> [BRIEF]:
Copy every line with the string "details" in it.

> [THE INPUT]:

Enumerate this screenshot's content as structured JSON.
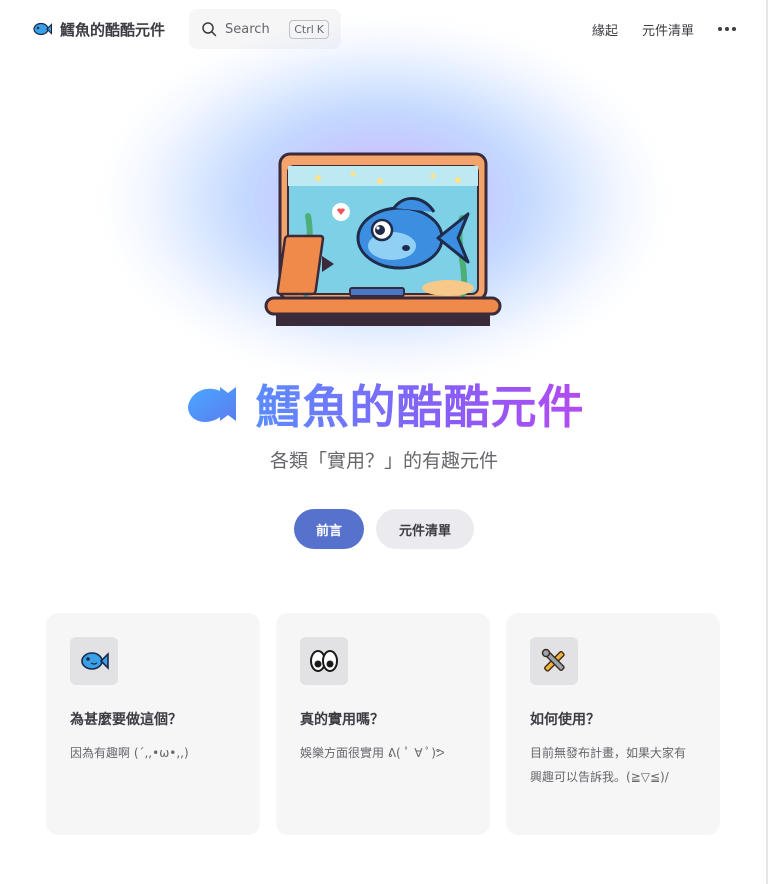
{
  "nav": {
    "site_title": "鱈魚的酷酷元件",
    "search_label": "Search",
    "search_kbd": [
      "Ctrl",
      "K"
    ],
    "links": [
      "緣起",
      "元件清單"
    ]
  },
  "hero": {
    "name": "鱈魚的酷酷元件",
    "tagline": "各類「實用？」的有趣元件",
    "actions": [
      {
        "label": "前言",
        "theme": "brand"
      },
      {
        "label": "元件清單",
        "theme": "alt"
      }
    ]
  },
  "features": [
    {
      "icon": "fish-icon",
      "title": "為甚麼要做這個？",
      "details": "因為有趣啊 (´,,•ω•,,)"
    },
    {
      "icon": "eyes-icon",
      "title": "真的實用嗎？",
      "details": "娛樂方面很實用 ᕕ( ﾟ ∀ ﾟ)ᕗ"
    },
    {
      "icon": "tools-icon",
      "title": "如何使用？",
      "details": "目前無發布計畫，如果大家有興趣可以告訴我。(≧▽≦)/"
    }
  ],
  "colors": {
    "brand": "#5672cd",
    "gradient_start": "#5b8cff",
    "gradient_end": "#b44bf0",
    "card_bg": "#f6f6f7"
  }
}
* * *
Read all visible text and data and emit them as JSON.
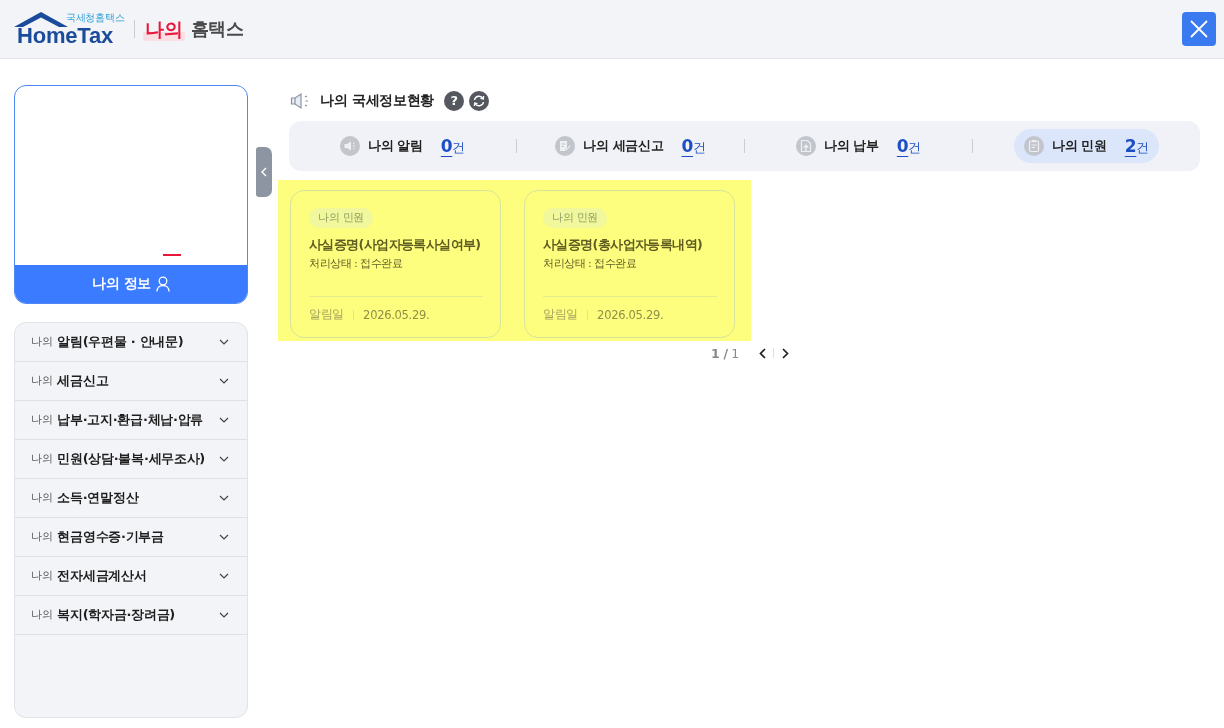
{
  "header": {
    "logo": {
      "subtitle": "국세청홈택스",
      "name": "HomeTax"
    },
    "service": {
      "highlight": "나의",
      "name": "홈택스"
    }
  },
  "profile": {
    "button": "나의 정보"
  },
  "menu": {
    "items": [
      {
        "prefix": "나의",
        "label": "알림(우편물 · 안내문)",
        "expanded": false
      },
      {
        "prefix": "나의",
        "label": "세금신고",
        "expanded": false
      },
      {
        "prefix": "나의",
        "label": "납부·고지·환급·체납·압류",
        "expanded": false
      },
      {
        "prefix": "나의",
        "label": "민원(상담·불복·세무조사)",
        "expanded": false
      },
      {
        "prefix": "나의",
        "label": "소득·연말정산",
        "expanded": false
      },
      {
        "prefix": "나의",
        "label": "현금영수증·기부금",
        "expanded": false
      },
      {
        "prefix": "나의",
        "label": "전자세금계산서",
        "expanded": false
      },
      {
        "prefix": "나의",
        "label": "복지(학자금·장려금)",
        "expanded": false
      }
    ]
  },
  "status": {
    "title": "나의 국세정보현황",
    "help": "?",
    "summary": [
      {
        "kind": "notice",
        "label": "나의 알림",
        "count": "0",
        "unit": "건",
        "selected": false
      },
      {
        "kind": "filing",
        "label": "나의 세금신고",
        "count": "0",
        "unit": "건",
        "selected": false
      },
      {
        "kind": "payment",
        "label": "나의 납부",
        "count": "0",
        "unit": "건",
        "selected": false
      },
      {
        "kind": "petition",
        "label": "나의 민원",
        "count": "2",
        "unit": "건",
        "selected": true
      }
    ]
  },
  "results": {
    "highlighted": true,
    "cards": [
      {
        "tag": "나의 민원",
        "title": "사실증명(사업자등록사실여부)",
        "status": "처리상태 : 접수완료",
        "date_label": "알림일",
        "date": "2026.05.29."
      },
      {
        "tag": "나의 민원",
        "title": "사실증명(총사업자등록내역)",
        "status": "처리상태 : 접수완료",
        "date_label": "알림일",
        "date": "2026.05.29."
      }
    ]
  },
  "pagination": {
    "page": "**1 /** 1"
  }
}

> [RESPONSE TO THE EXERCISE]:
      "details": "因為有趣啊 (´,,•ω•,,)"
      "details": "娛樂方面很實用 ᕕ( ﾟ ∀ ﾟ)ᕗ"
      "details": "目前無發布計畫，如果大家有興趣可以告訴我。(≧▽≦)/"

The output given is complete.